## Your instructions
Retype the full set of records. Keep every character identical.

[Stored data entries]
——

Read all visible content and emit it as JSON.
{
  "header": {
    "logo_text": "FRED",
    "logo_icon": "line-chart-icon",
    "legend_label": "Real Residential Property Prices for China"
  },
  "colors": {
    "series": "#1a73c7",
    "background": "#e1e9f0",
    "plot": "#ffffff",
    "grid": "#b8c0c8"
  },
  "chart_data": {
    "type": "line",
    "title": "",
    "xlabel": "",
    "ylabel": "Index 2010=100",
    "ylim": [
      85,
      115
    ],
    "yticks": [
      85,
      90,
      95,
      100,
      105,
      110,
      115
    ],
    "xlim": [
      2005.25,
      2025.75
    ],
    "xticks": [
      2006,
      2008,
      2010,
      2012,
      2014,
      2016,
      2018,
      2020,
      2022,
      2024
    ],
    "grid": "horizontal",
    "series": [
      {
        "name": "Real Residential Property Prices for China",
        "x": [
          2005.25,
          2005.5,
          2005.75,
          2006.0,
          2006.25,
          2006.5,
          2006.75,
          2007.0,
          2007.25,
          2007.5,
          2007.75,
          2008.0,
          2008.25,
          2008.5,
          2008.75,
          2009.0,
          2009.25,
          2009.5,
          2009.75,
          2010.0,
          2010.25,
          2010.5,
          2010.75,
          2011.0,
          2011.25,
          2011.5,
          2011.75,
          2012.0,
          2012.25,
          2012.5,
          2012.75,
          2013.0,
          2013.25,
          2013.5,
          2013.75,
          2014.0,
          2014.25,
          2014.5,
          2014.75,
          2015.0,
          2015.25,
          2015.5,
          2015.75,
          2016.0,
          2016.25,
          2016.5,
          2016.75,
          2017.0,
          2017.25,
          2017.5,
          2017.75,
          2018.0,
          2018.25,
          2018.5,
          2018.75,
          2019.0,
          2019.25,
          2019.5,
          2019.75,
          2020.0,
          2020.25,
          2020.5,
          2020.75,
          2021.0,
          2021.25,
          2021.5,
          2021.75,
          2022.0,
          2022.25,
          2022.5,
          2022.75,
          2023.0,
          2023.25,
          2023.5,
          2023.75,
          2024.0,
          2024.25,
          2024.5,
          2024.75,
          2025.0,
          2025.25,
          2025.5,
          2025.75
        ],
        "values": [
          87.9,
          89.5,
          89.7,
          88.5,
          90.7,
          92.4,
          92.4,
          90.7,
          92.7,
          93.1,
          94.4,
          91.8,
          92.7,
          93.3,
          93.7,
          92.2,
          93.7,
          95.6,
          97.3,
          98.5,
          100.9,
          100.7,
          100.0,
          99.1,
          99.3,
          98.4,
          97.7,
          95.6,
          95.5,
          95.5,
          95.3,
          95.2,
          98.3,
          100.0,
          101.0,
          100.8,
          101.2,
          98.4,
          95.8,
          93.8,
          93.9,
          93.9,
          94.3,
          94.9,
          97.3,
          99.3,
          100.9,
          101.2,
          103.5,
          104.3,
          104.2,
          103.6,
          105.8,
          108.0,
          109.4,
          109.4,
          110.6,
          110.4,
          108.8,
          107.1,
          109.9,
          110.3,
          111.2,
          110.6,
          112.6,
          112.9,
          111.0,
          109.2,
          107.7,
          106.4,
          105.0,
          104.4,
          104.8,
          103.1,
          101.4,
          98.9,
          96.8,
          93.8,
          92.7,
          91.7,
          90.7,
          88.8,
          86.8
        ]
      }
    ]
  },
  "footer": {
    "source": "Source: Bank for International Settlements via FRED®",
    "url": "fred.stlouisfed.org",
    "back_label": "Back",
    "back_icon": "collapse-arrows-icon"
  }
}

——

## Finished exercise
Read all visible content and emit it as JSON.
{
  "header": {
    "logo_text": "FRED",
    "logo_icon": "line-chart-icon",
    "legend_label": "Real Residential Property Prices for China"
  },
  "colors": {
    "series": "#1a73c7",
    "background": "#e1e9f0",
    "plot": "#ffffff",
    "grid": "#b8c0c8"
  },
  "chart_data": {
    "type": "line",
    "title": "",
    "xlabel": "",
    "ylabel": "Index 2010=100",
    "ylim": [
      85,
      115
    ],
    "yticks": [
      85,
      90,
      95,
      100,
      105,
      110,
      115
    ],
    "xlim": [
      2005.25,
      2025.75
    ],
    "xticks": [
      2006,
      2008,
      2010,
      2012,
      2014,
      2016,
      2018,
      2020,
      2022,
      2024
    ],
    "grid": "horizontal",
    "series": [
      {
        "name": "Real Residential Property Prices for China",
        "x": [
          2005.25,
          2005.5,
          2005.75,
          2006.0,
          2006.25,
          2006.5,
          2006.75,
          2007.0,
          2007.25,
          2007.5,
          2007.75,
          2008.0,
          2008.25,
          2008.5,
          2008.75,
          2009.0,
          2009.25,
          2009.5,
          2009.75,
          2010.0,
          2010.25,
          2010.5,
          2010.75,
          2011.0,
          2011.25,
          2011.5,
          2011.75,
          2012.0,
          2012.25,
          2012.5,
          2012.75,
          2013.0,
          2013.25,
          2013.5,
          2013.75,
          2014.0,
          2014.25,
          2014.5,
          2014.75,
          2015.0,
          2015.25,
          2015.5,
          2015.75,
          2016.0,
          2016.25,
          2016.5,
          2016.75,
          2017.0,
          2017.25,
          2017.5,
          2017.75,
          2018.0,
          2018.25,
          2018.5,
          2018.75,
          2019.0,
          2019.25,
          2019.5,
          2019.75,
          2020.0,
          2020.25,
          2020.5,
          2020.75,
          2021.0,
          2021.25,
          2021.5,
          2021.75,
          2022.0,
          2022.25,
          2022.5,
          2022.75,
          2023.0,
          2023.25,
          2023.5,
          2023.75,
          2024.0,
          2024.25,
          2024.5,
          2024.75,
          2025.0,
          2025.25,
          2025.5,
          2025.75
        ],
        "values": [
          87.9,
          89.5,
          89.7,
          88.5,
          90.7,
          92.4,
          92.4,
          90.7,
          92.7,
          93.1,
          94.4,
          91.8,
          92.7,
          93.3,
          93.7,
          92.2,
          93.7,
          95.6,
          97.3,
          98.5,
          100.9,
          100.7,
          100.0,
          99.1,
          99.3,
          98.4,
          97.7,
          95.6,
          95.5,
          95.5,
          95.3,
          95.2,
          98.3,
          100.0,
          101.0,
          100.8,
          101.2,
          98.4,
          95.8,
          93.8,
          93.9,
          93.9,
          94.3,
          94.9,
          97.3,
          99.3,
          100.9,
          101.2,
          103.5,
          104.3,
          104.2,
          103.6,
          105.8,
          108.0,
          109.4,
          109.4,
          110.6,
          110.4,
          108.8,
          107.1,
          109.9,
          110.3,
          111.2,
          110.6,
          112.6,
          112.9,
          111.0,
          109.2,
          107.7,
          106.4,
          105.0,
          104.4,
          104.8,
          103.1,
          101.4,
          98.9,
          96.8,
          93.8,
          92.7,
          91.7,
          90.7,
          88.8,
          86.8
        ]
      }
    ]
  },
  "footer": {
    "source": "Source: Bank for International Settlements via FRED®",
    "url": "fred.stlouisfed.org",
    "back_label": "Back",
    "back_icon": "collapse-arrows-icon"
  }
}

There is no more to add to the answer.